__Exercise__:
Copy out the stretch of the data from the line containing "department-row: 口腔门诊 李娜 王浩宇" through the line containing "doctor: 王玉梅/赵艳萍 [967,1534,1107,1563]", keeping both of those lines.

*-*-*

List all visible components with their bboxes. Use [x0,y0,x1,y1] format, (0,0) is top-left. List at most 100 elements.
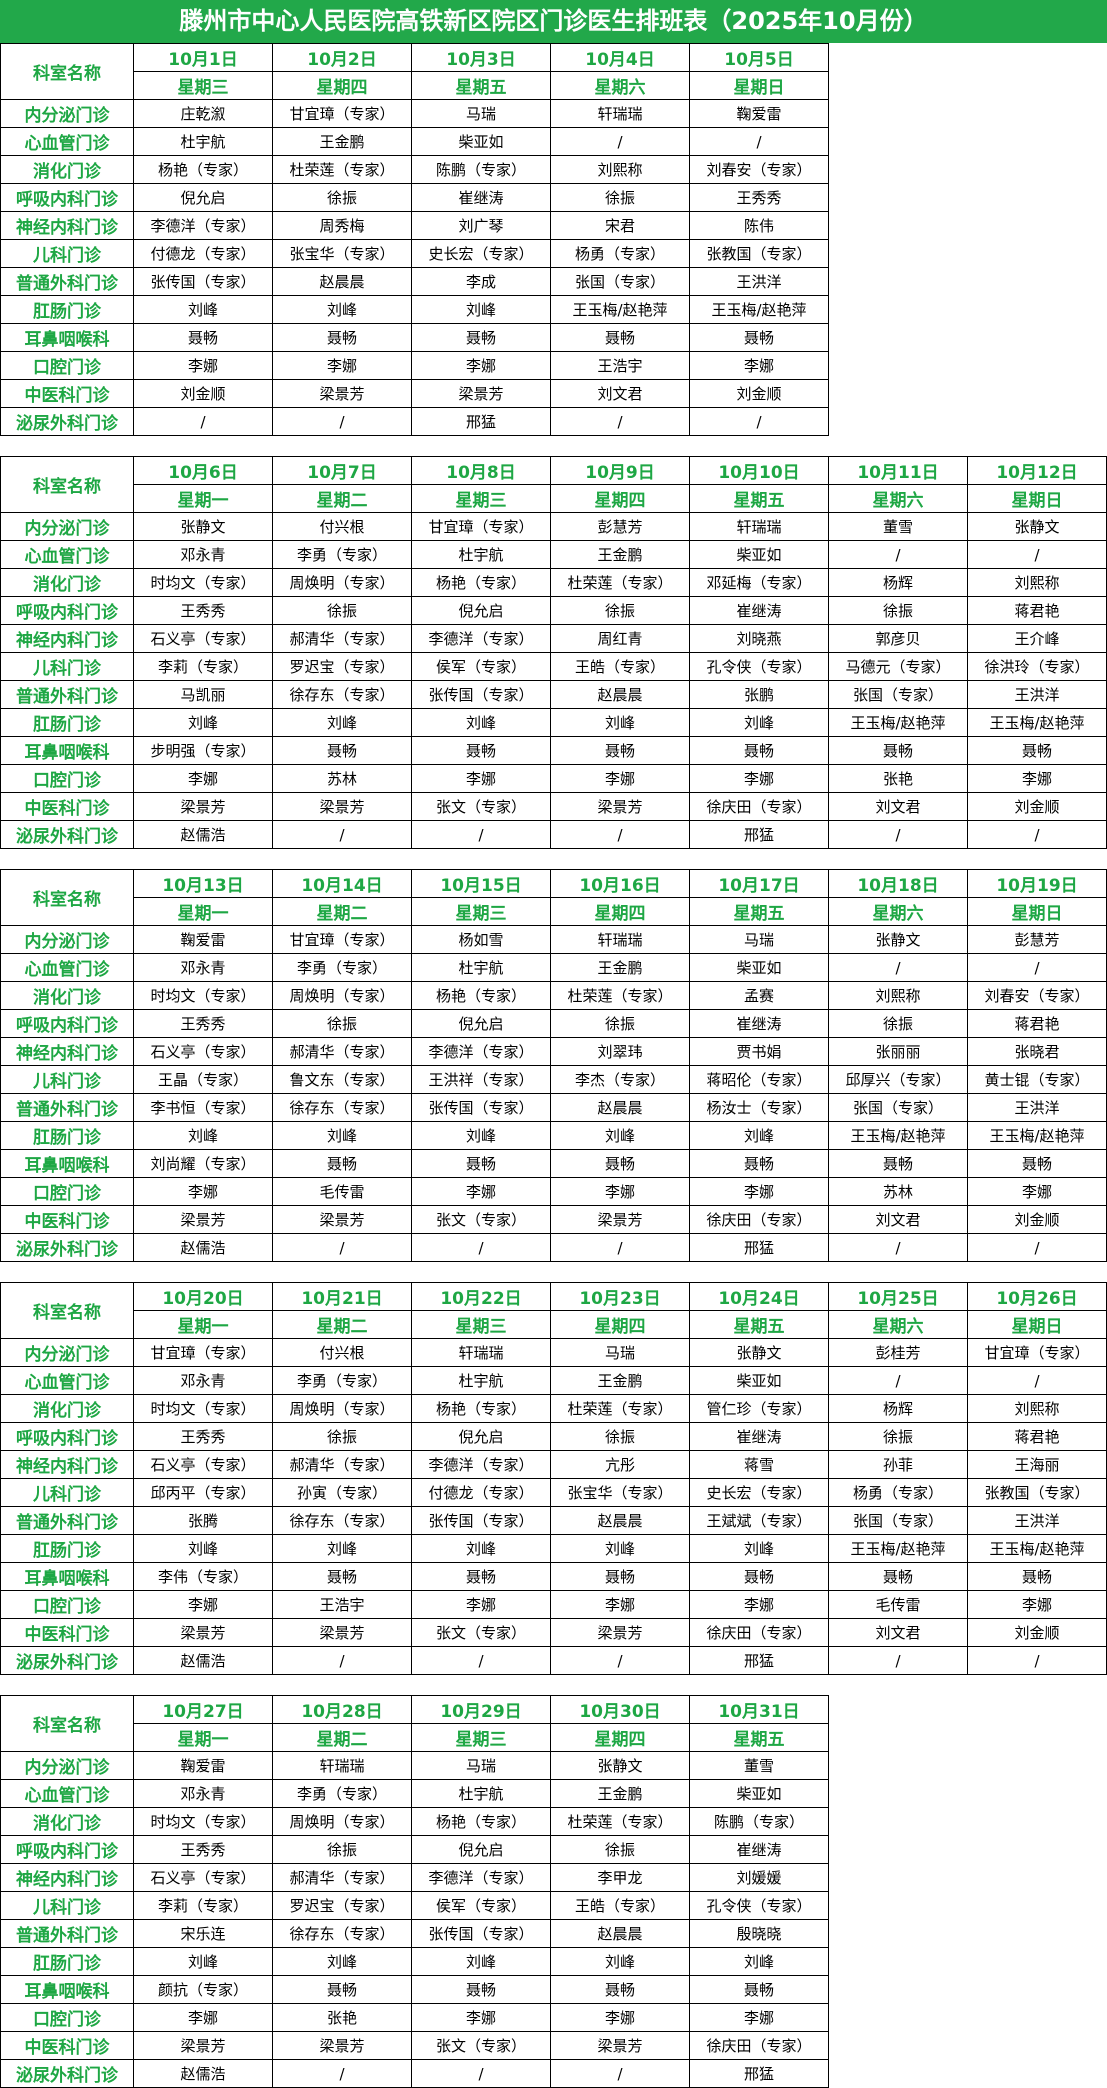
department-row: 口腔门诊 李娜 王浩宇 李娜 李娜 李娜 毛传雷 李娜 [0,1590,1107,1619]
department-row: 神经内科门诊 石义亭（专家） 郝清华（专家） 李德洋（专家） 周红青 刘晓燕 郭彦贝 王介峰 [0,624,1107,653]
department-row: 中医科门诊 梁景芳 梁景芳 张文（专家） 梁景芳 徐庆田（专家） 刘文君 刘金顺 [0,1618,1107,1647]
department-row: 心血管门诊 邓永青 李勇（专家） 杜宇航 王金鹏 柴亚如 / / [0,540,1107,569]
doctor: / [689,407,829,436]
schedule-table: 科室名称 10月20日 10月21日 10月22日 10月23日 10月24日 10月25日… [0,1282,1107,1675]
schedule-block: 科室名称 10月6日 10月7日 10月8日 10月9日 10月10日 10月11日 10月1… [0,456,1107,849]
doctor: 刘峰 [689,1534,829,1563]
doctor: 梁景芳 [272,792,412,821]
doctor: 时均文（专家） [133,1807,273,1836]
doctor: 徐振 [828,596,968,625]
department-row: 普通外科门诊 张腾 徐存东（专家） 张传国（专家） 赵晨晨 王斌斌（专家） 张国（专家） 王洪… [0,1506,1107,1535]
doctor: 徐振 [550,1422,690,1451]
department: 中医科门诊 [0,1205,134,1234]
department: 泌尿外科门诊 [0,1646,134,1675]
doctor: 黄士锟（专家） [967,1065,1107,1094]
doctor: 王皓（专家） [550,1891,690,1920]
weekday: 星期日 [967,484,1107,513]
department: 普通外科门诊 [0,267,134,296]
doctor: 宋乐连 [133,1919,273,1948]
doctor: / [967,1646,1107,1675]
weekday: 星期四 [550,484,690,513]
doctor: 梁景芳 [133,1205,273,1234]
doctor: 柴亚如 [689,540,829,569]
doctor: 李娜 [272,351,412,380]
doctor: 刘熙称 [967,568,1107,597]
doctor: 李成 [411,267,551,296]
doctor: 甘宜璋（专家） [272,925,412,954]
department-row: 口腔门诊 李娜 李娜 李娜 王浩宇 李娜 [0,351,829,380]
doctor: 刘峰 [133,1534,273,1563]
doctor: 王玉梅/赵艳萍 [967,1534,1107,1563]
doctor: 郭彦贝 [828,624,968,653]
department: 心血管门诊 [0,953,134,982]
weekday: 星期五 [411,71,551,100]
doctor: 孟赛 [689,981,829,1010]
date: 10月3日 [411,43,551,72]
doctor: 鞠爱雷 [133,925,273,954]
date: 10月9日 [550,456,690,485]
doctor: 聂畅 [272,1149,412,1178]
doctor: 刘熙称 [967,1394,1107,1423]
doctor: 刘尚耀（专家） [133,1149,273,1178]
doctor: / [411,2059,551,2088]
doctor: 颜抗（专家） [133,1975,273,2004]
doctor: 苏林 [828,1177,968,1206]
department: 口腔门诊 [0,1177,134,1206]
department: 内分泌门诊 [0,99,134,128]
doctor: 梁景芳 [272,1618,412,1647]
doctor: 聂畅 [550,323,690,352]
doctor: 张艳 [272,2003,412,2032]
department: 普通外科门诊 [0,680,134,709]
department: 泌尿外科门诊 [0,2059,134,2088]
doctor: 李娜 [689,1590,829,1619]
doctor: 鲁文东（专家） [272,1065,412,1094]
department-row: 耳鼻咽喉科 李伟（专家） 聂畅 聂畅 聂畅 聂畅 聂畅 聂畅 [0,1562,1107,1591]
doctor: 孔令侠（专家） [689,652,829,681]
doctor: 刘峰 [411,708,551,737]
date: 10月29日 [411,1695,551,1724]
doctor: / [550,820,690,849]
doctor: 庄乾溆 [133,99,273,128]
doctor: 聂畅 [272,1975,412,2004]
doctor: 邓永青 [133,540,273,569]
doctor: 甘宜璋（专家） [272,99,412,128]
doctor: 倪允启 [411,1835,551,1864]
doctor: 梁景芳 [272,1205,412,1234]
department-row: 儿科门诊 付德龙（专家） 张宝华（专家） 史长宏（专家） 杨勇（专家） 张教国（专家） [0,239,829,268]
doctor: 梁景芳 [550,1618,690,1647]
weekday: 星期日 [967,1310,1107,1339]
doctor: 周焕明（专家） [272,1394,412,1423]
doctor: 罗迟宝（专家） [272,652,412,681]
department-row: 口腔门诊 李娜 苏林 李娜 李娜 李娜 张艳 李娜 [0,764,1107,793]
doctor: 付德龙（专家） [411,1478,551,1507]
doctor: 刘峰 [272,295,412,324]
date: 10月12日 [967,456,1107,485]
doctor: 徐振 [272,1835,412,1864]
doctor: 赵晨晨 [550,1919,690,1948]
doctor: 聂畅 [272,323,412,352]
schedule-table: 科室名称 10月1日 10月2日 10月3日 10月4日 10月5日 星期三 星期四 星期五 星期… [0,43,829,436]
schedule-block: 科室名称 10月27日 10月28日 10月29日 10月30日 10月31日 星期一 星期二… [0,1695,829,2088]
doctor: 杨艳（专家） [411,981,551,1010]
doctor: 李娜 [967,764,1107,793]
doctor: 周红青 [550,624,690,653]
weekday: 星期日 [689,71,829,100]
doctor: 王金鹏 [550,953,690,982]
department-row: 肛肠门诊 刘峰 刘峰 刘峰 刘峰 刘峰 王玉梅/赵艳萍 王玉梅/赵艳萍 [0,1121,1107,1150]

*-*-*

__Expected answer__:
department-row: 口腔门诊 李娜 王浩宇 李娜 李娜 李娜 毛传雷 李娜 [0,1590,1107,1619]
department-row: 神经内科门诊 石义亭（专家） 郝清华（专家） 李德洋（专家） 周红青 刘晓燕 郭彦贝 王介峰 [0,624,1107,653]
department-row: 中医科门诊 梁景芳 梁景芳 张文（专家） 梁景芳 徐庆田（专家） 刘文君 刘金顺 [0,1618,1107,1647]
department-row: 心血管门诊 邓永青 李勇（专家） 杜宇航 王金鹏 柴亚如 / / [0,540,1107,569]
doctor: / [689,407,829,436]
schedule-table: 科室名称 10月20日 10月21日 10月22日 10月23日 10月24日 10月25日… [0,1282,1107,1675]
schedule-block: 科室名称 10月6日 10月7日 10月8日 10月9日 10月10日 10月11日 10月1… [0,456,1107,849]
doctor: 刘峰 [689,1534,829,1563]
doctor: 梁景芳 [272,792,412,821]
doctor: 时均文（专家） [133,1807,273,1836]
doctor: 徐振 [828,596,968,625]
department-row: 普通外科门诊 张腾 徐存东（专家） 张传国（专家） 赵晨晨 王斌斌（专家） 张国（专家） 王洪… [0,1506,1107,1535]
doctor: 徐振 [550,1422,690,1451]
department: 中医科门诊 [0,1205,134,1234]
department: 泌尿外科门诊 [0,1646,134,1675]
doctor: 黄士锟（专家） [967,1065,1107,1094]
doctor: 王皓（专家） [550,1891,690,1920]
weekday: 星期日 [967,484,1107,513]
department: 普通外科门诊 [0,267,134,296]
doctor: 宋乐连 [133,1919,273,1948]
doctor: / [967,1646,1107,1675]
weekday: 星期四 [550,484,690,513]
doctor: 梁景芳 [133,1205,273,1234]
doctor: 柴亚如 [689,540,829,569]
doctor: 李娜 [272,351,412,380]
doctor: 刘熙称 [967,568,1107,597]
doctor: 李成 [411,267,551,296]
doctor: 甘宜璋（专家） [272,925,412,954]
department-row: 口腔门诊 李娜 李娜 李娜 王浩宇 李娜 [0,351,829,380]
doctor: 刘峰 [133,1534,273,1563]
doctor: 王玉梅/赵艳萍 [967,1534,1107,1563]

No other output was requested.